Exercise brief: Go through the records below line by line, counting those that contain the word "title"; answer with the count only.

───── Stored rows ─────

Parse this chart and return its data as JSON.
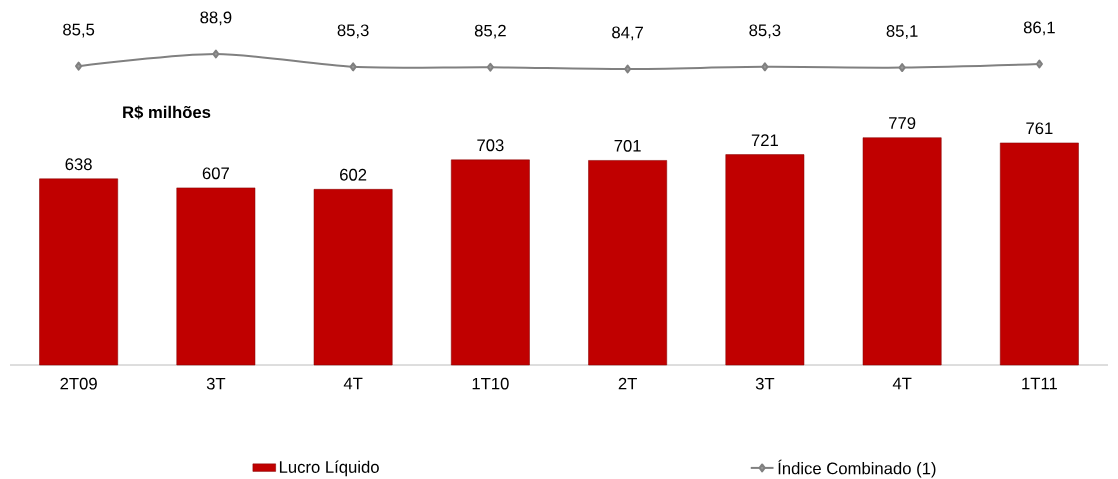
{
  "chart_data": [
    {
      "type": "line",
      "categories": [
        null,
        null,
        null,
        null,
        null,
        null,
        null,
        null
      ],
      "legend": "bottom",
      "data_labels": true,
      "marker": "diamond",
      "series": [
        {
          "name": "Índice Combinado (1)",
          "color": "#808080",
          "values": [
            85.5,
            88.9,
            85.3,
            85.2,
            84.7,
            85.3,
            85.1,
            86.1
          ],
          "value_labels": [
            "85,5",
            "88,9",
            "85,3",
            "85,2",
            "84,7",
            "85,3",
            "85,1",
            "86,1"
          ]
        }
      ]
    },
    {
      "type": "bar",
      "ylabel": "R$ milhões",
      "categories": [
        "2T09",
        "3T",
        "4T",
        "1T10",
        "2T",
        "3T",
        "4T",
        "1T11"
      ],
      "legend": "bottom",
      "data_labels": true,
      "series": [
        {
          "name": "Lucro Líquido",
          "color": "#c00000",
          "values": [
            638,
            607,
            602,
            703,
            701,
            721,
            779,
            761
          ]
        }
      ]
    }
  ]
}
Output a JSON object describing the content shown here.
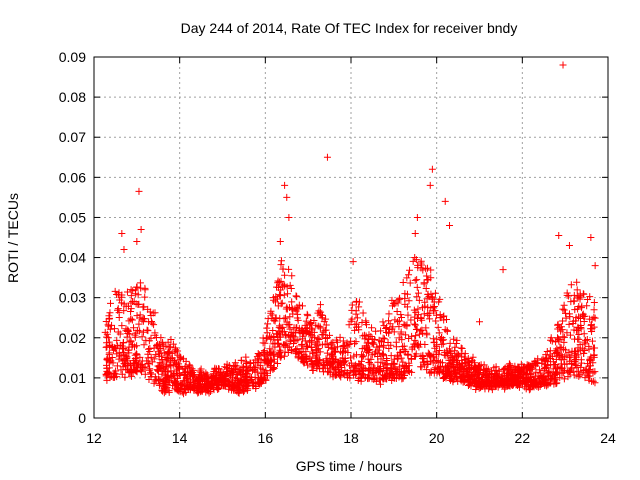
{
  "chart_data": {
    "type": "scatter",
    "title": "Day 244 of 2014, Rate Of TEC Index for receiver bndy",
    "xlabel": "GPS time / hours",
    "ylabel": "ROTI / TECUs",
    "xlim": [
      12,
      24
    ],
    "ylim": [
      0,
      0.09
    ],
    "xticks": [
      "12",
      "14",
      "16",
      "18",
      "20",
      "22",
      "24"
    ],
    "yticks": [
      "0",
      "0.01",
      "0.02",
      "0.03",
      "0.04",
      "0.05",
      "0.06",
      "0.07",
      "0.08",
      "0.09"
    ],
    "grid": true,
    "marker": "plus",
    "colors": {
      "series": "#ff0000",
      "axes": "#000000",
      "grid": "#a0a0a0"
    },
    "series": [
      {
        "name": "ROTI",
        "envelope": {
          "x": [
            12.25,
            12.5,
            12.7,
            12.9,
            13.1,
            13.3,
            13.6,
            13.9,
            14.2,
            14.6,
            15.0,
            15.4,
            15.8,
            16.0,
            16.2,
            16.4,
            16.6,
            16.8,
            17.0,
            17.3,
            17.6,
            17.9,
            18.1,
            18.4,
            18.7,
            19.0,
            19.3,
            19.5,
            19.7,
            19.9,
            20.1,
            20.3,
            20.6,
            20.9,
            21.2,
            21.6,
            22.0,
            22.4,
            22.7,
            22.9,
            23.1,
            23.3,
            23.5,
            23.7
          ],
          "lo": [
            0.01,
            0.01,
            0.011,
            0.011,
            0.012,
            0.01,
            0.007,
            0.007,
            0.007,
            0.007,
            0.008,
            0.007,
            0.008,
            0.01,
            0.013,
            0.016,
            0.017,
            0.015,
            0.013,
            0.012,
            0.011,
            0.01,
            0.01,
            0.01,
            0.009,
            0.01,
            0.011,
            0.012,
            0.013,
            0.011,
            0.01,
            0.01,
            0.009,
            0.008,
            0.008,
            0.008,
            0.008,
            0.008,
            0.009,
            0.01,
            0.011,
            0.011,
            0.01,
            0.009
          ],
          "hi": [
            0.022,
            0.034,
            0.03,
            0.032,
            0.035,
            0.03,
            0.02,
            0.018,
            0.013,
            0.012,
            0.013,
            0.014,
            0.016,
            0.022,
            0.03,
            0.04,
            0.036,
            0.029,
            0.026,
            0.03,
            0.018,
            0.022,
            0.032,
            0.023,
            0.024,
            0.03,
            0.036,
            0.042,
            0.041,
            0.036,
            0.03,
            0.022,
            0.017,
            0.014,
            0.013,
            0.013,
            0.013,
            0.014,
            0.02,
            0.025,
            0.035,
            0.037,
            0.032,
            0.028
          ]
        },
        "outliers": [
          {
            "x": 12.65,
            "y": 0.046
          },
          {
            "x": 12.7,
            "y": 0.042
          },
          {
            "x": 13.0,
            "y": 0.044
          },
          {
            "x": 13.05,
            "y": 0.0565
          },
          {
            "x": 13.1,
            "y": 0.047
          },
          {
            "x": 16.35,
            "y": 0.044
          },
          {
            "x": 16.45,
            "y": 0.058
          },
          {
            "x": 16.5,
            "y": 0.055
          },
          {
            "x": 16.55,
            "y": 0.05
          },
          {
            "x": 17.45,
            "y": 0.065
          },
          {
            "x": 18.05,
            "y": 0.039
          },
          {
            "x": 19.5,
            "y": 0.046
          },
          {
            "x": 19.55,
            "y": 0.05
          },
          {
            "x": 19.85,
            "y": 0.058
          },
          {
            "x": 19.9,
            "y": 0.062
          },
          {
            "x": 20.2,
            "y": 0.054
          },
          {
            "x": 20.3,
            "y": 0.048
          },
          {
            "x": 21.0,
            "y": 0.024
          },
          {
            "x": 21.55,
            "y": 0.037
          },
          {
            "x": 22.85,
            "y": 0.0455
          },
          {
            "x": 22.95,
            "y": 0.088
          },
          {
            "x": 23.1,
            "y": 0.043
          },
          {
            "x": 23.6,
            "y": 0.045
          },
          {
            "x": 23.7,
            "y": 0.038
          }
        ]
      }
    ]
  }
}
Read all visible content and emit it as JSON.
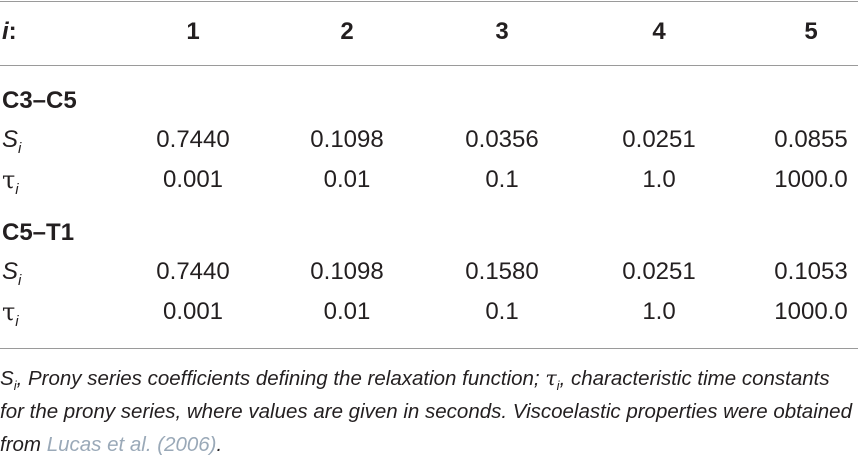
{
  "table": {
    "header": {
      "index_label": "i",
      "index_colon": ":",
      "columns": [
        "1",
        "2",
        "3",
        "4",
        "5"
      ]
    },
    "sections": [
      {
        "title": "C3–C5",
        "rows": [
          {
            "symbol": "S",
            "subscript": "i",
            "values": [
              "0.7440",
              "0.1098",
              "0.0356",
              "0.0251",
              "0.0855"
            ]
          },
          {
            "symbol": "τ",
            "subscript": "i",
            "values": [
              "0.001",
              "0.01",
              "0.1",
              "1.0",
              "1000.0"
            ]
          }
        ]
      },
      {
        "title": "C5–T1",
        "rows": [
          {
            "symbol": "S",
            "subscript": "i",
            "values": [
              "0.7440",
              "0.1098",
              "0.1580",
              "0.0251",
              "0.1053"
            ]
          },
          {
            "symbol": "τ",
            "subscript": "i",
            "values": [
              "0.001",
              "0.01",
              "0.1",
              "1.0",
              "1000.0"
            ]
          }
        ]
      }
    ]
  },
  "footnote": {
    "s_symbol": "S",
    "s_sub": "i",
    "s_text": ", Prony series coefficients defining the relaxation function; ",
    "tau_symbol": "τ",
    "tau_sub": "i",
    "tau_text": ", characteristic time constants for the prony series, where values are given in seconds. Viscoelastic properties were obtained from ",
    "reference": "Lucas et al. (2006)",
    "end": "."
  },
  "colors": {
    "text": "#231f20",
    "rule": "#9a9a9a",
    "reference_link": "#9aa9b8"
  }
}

─────

Output below: 3